**EXTRACTED INFORMATION**
# # # # #

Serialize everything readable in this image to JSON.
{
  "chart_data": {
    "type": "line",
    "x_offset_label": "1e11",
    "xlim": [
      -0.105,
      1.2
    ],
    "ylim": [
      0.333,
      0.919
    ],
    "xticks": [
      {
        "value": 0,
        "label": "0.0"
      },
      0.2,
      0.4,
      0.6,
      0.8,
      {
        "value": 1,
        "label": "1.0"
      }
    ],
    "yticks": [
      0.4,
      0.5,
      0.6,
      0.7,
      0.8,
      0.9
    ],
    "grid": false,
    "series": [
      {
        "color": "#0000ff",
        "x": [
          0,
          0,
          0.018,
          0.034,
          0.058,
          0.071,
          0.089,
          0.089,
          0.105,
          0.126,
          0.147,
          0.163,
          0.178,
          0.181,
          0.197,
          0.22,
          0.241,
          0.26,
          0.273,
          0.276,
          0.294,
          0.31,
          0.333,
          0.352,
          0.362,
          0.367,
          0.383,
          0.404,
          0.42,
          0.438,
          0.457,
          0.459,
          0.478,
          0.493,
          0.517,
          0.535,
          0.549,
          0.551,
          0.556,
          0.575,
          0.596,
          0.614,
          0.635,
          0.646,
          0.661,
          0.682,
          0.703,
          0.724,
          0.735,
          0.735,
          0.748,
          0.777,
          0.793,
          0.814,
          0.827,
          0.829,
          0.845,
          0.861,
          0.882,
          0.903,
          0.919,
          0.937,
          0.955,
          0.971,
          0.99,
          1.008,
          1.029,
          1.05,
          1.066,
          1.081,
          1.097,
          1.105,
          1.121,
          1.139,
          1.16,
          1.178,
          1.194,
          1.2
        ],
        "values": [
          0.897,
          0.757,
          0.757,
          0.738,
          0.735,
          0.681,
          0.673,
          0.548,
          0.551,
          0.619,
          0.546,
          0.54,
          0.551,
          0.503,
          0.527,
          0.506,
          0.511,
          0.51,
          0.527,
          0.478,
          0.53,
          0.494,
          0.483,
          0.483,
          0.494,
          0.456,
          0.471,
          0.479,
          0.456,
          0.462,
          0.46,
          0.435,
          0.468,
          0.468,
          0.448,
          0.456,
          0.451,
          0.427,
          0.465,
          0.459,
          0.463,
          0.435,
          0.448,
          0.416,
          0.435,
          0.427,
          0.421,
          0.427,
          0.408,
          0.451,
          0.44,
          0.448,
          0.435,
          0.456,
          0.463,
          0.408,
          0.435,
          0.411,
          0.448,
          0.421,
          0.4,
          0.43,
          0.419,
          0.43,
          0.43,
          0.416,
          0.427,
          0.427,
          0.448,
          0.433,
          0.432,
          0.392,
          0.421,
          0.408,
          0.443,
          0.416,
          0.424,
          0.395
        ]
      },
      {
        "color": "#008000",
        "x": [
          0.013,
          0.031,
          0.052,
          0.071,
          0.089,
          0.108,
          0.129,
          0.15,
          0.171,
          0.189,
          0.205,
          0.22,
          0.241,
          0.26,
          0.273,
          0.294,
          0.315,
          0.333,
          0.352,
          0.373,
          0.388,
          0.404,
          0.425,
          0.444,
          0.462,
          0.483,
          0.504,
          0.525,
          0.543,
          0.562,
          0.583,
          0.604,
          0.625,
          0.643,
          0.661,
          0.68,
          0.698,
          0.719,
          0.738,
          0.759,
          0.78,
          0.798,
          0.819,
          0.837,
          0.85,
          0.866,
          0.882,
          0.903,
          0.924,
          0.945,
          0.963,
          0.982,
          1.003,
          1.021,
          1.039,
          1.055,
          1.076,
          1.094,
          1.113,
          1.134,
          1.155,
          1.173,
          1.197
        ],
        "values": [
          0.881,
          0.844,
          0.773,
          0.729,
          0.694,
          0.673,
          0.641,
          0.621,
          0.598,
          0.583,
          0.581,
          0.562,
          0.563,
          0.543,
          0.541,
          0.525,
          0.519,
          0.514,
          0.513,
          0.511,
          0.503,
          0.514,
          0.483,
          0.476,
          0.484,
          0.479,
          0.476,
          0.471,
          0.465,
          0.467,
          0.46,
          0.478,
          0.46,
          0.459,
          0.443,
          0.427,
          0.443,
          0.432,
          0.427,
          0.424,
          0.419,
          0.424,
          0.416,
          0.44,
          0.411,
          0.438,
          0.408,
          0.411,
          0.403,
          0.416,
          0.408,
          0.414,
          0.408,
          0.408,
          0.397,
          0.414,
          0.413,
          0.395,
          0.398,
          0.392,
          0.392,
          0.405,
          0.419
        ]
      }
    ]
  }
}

# # # # #

**STATED GOAL**
Write out all the records above again, exactly as they stand.

**ANSWER IN FULL**
Serialize everything readable in this image to JSON.
{
  "chart_data": {
    "type": "line",
    "x_offset_label": "1e11",
    "xlim": [
      -0.105,
      1.2
    ],
    "ylim": [
      0.333,
      0.919
    ],
    "xticks": [
      {
        "value": 0,
        "label": "0.0"
      },
      0.2,
      0.4,
      0.6,
      0.8,
      {
        "value": 1,
        "label": "1.0"
      }
    ],
    "yticks": [
      0.4,
      0.5,
      0.6,
      0.7,
      0.8,
      0.9
    ],
    "grid": false,
    "series": [
      {
        "color": "#0000ff",
        "x": [
          0,
          0,
          0.018,
          0.034,
          0.058,
          0.071,
          0.089,
          0.089,
          0.105,
          0.126,
          0.147,
          0.163,
          0.178,
          0.181,
          0.197,
          0.22,
          0.241,
          0.26,
          0.273,
          0.276,
          0.294,
          0.31,
          0.333,
          0.352,
          0.362,
          0.367,
          0.383,
          0.404,
          0.42,
          0.438,
          0.457,
          0.459,
          0.478,
          0.493,
          0.517,
          0.535,
          0.549,
          0.551,
          0.556,
          0.575,
          0.596,
          0.614,
          0.635,
          0.646,
          0.661,
          0.682,
          0.703,
          0.724,
          0.735,
          0.735,
          0.748,
          0.777,
          0.793,
          0.814,
          0.827,
          0.829,
          0.845,
          0.861,
          0.882,
          0.903,
          0.919,
          0.937,
          0.955,
          0.971,
          0.99,
          1.008,
          1.029,
          1.05,
          1.066,
          1.081,
          1.097,
          1.105,
          1.121,
          1.139,
          1.16,
          1.178,
          1.194,
          1.2
        ],
        "values": [
          0.897,
          0.757,
          0.757,
          0.738,
          0.735,
          0.681,
          0.673,
          0.548,
          0.551,
          0.619,
          0.546,
          0.54,
          0.551,
          0.503,
          0.527,
          0.506,
          0.511,
          0.51,
          0.527,
          0.478,
          0.53,
          0.494,
          0.483,
          0.483,
          0.494,
          0.456,
          0.471,
          0.479,
          0.456,
          0.462,
          0.46,
          0.435,
          0.468,
          0.468,
          0.448,
          0.456,
          0.451,
          0.427,
          0.465,
          0.459,
          0.463,
          0.435,
          0.448,
          0.416,
          0.435,
          0.427,
          0.421,
          0.427,
          0.408,
          0.451,
          0.44,
          0.448,
          0.435,
          0.456,
          0.463,
          0.408,
          0.435,
          0.411,
          0.448,
          0.421,
          0.4,
          0.43,
          0.419,
          0.43,
          0.43,
          0.416,
          0.427,
          0.427,
          0.448,
          0.433,
          0.432,
          0.392,
          0.421,
          0.408,
          0.443,
          0.416,
          0.424,
          0.395
        ]
      },
      {
        "color": "#008000",
        "x": [
          0.013,
          0.031,
          0.052,
          0.071,
          0.089,
          0.108,
          0.129,
          0.15,
          0.171,
          0.189,
          0.205,
          0.22,
          0.241,
          0.26,
          0.273,
          0.294,
          0.315,
          0.333,
          0.352,
          0.373,
          0.388,
          0.404,
          0.425,
          0.444,
          0.462,
          0.483,
          0.504,
          0.525,
          0.543,
          0.562,
          0.583,
          0.604,
          0.625,
          0.643,
          0.661,
          0.68,
          0.698,
          0.719,
          0.738,
          0.759,
          0.78,
          0.798,
          0.819,
          0.837,
          0.85,
          0.866,
          0.882,
          0.903,
          0.924,
          0.945,
          0.963,
          0.982,
          1.003,
          1.021,
          1.039,
          1.055,
          1.076,
          1.094,
          1.113,
          1.134,
          1.155,
          1.173,
          1.197
        ],
        "values": [
          0.881,
          0.844,
          0.773,
          0.729,
          0.694,
          0.673,
          0.641,
          0.621,
          0.598,
          0.583,
          0.581,
          0.562,
          0.563,
          0.543,
          0.541,
          0.525,
          0.519,
          0.514,
          0.513,
          0.511,
          0.503,
          0.514,
          0.483,
          0.476,
          0.484,
          0.479,
          0.476,
          0.471,
          0.465,
          0.467,
          0.46,
          0.478,
          0.46,
          0.459,
          0.443,
          0.427,
          0.443,
          0.432,
          0.427,
          0.424,
          0.419,
          0.424,
          0.416,
          0.44,
          0.411,
          0.438,
          0.408,
          0.411,
          0.403,
          0.416,
          0.408,
          0.414,
          0.408,
          0.408,
          0.397,
          0.414,
          0.413,
          0.395,
          0.398,
          0.392,
          0.392,
          0.405,
          0.419
        ]
      }
    ]
  }
}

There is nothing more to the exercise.